_GIVEN INSTRUCTION 1_:
In the article on Nemai Ghosh, which qualities are credited with earning him the compliment from Ray? List each one.

_SOURCE_:
>> BEGIN
Nemai Ghosh breathed his last at his Kolkata residence on Wednesday due to cardio respiratory failure, many referred to it as the end of a legend who among other attributes was known as
Satyajit Ray’s Boswell and the only Indian lensman to have photographed director
Michaelangelo Antonioni at work. Ghosh, a Padma Shri recipient, was 86 and is survived by wife Sibani, son Satyaki and daughter Sharmistha.
For someone who had been photographing Ray from 1968 to 1992, it is indeed a miracle of sorts that he never had any formal training in photography. In his own words, Ghosh would often say: “let alone
photography, I didn’t even know how to use a camera before I met Ray”.
Yet, it was through his discipline, sincerity, tenacity and eye for getting the right angle at the right moment that earned him this complement from Ray: “For close to 25 years,
Nemai Ghosh has been assiduously photographing me in action and repose — a sort of (James) Boswell working with a camera rather than a pen. In so far as these pictures rise above mere records and assume a value as examples of a photographer’s art, they are likely to be of interest to a discerning viewer.”
>> END
_GIVEN INSTRUCTION 2_:
Would you transcribe, without any change, the stretch of the records from the line containing "menu-file[interactable]: 文件(F) [4,13,38,23]" through the line containing "tool-select-eraser[interactable]: 选区擦 ⟋"?

_RECORD LIST_:
>> BEGIN
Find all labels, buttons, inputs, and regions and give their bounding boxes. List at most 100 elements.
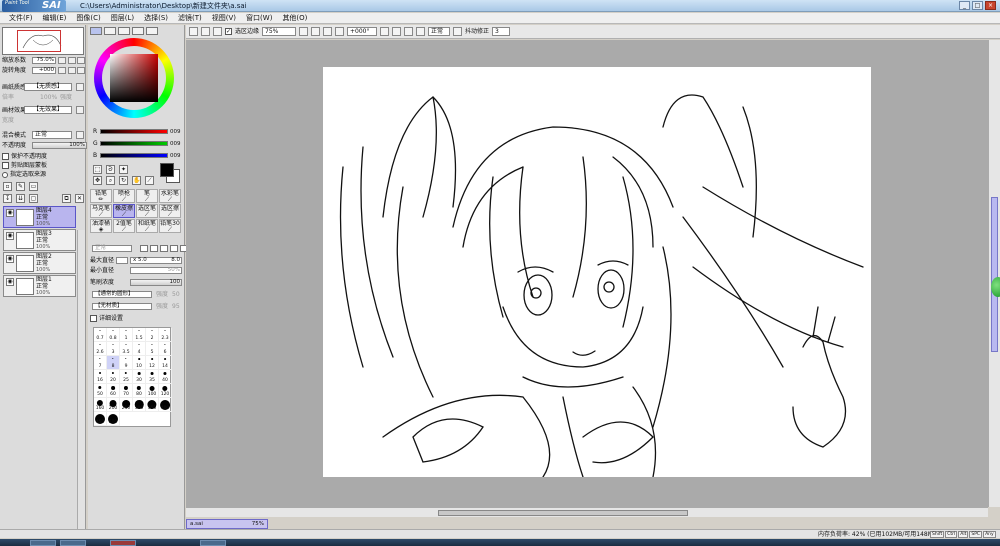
menu-file[interactable]: 文件(F) [4,13,38,23]
saturation-value-square[interactable] [110,54,158,102]
magic-wand-icon[interactable]: ✦ [119,165,128,174]
brush-size-cell[interactable]: 9 [120,356,133,370]
eyedropper-icon[interactable]: ⟋ [145,176,154,185]
transfer-down-icon[interactable]: ↧ [3,194,12,203]
brush-size-cell[interactable]: 4 [133,342,146,356]
edge-shape-4[interactable] [170,245,178,252]
tool-select-eraser[interactable]: 选区擦 ⟋ [159,204,181,218]
taskbar-app-2[interactable] [60,540,86,546]
layer-item-3[interactable]: ◉ 图层3 正常 100% [3,229,76,251]
stabilizer-select[interactable]: 3 [492,27,511,36]
brush-size-cell[interactable]: 10 [133,356,146,370]
taskbar-app-1[interactable] [30,540,56,546]
menu-canvas[interactable]: 图像(C) [71,13,105,23]
zoom-fit-button[interactable] [335,27,345,36]
menu-selection[interactable]: 选择(S) [139,13,173,23]
brush-texture-select[interactable]: 【无材质】 [92,303,152,310]
menu-edit[interactable]: 编辑(E) [38,13,72,23]
brush-size-cell[interactable]: 80 [133,384,146,398]
preserve-opacity-checkbox[interactable] [2,153,9,160]
tool-watercolor[interactable]: 水彩笔 ⟋ [159,189,181,203]
selection-source-radio[interactable] [2,171,8,178]
color-wheel-tab[interactable] [90,27,102,35]
scratchpad-tab[interactable] [146,27,158,35]
green-slider[interactable] [100,141,168,146]
tool-bucket[interactable]: 油漆桶 ◈ [90,219,112,233]
brush-size-cell[interactable]: 40 [159,370,172,384]
brush-size-cell[interactable]: 1.5 [133,328,146,342]
preserve-opacity-option[interactable]: 保护不透明度 [2,153,47,160]
clipping-option[interactable]: 剪贴图层蒙板 [2,162,47,169]
layer-list-scrollbar[interactable] [77,230,85,530]
copy-layer-icon[interactable]: ⧉ [62,194,71,203]
rotation-field[interactable]: +000° [347,27,378,36]
max-size-value[interactable]: x 5.0 8.0 [130,257,182,264]
floating-widget-icon[interactable] [991,277,1000,297]
brush-size-cell[interactable]: 25 [120,370,133,384]
brush-size-cell[interactable]: 5 [146,342,159,356]
move-icon[interactable]: ✥ [93,176,102,185]
rotate-icon[interactable]: ↻ [119,176,128,185]
zoom-plus-button[interactable] [68,57,76,64]
tool-pencil-30[interactable]: 铅笔30 ⟋ [159,219,181,233]
hsv-slider-tab[interactable] [118,27,130,35]
tool-washi-pen[interactable]: 和纸笔 ⟋ [136,219,158,233]
brush-mode-select[interactable]: 正常 [92,245,132,252]
navigator-preview[interactable] [2,27,84,55]
edge-shape-1[interactable] [140,245,148,252]
layer-item-1[interactable]: ◉ 图层1 正常 100% [3,275,76,297]
flip-button[interactable] [416,27,426,36]
zoom-icon[interactable]: ⌕ [106,176,115,185]
merge-down-icon[interactable]: ⇊ [16,194,25,203]
rotate-reset-button[interactable] [404,27,414,36]
brush-size-cell[interactable]: 60 [107,384,120,398]
brush-size-cell[interactable]: 200 [107,398,120,412]
opacity-slider[interactable]: 100% [32,142,87,149]
menu-window[interactable]: 窗口(W) [241,13,277,23]
brush-size-cell[interactable]: 100 [146,384,159,398]
brush-size-cell[interactable]: 20 [107,370,120,384]
new-folder-icon[interactable]: ▭ [29,182,38,191]
edge-shape-2[interactable] [150,245,158,252]
zoom-minus-button[interactable] [58,57,66,64]
taskbar-app-3[interactable] [110,540,136,546]
swatches-tab[interactable] [132,27,144,35]
maximize-button[interactable]: □ [972,1,983,10]
canvas-horizontal-scrollbar[interactable] [186,507,988,517]
brush-size-cell[interactable]: 7 [94,356,107,370]
brush-size-cell[interactable]: 300 [133,398,146,412]
brush-size-cell[interactable]: 14 [159,356,172,370]
blend-mode-select[interactable]: 正常 [32,131,72,139]
brush-size-cell[interactable]: 12 [146,356,159,370]
tool-marker[interactable]: 马克笔 ⟋ [90,204,112,218]
rotate-value[interactable]: +000 [32,67,56,74]
eye-icon[interactable]: ◉ [6,232,14,240]
tool-pencil[interactable]: 铅笔 ✏ [90,189,112,203]
view-mode-select[interactable]: 正常 [428,27,451,36]
min-size-value[interactable]: 50% [130,267,182,274]
menu-layer[interactable]: 图层(L) [106,13,139,23]
rotate-left-button[interactable] [380,27,390,36]
tool-brush[interactable]: 笔 ⟋ [136,189,158,203]
edge-shape-3[interactable] [160,245,168,252]
paper-texture-dropdown[interactable] [76,83,84,91]
brush-size-cell[interactable]: 500 [107,412,120,426]
zoom-reset-small-button[interactable] [77,57,85,64]
zoom-value[interactable]: 75.0% [32,57,56,64]
brush-size-cell[interactable]: 50 [94,384,107,398]
paper-effect-dropdown[interactable] [76,106,84,114]
clear-layer-icon[interactable]: ▢ [29,194,38,203]
brush-size-cell[interactable]: 8 [107,356,120,370]
brush-size-cell[interactable]: 2.6 [94,342,107,356]
eye-icon[interactable]: ◉ [6,255,14,263]
brush-size-cell[interactable]: 30 [133,370,146,384]
brush-size-cell[interactable]: 350 [146,398,159,412]
selection-source-option[interactable]: 指定选取来源 [2,171,46,178]
rotate-right-small-button[interactable] [68,67,76,74]
brush-shape-select[interactable]: 【通常的圆形】 [92,291,152,298]
rgb-slider-tab[interactable] [104,27,116,35]
foreground-color-swatch[interactable] [160,163,174,177]
drawing-canvas[interactable] [323,67,871,478]
rotate-left-small-button[interactable] [58,67,66,74]
lasso-icon[interactable]: ᘐ [106,165,115,174]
>> END
_WORKED ANSWER 1_:
- discipline
- sincerity
- tenacity
- eye for getting the right angle at the right moment

_WORKED ANSWER 2_:
menu-file[interactable]: 文件(F) [4,13,38,23]
saturation-value-square[interactable] [110,54,158,102]
magic-wand-icon[interactable]: ✦ [119,165,128,174]
brush-size-cell[interactable]: 9 [120,356,133,370]
eyedropper-icon[interactable]: ⟋ [145,176,154,185]
transfer-down-icon[interactable]: ↧ [3,194,12,203]
brush-size-cell[interactable]: 4 [133,342,146,356]
edge-shape-4[interactable] [170,245,178,252]
tool-select-eraser[interactable]: 选区擦 ⟋ [159,204,181,218]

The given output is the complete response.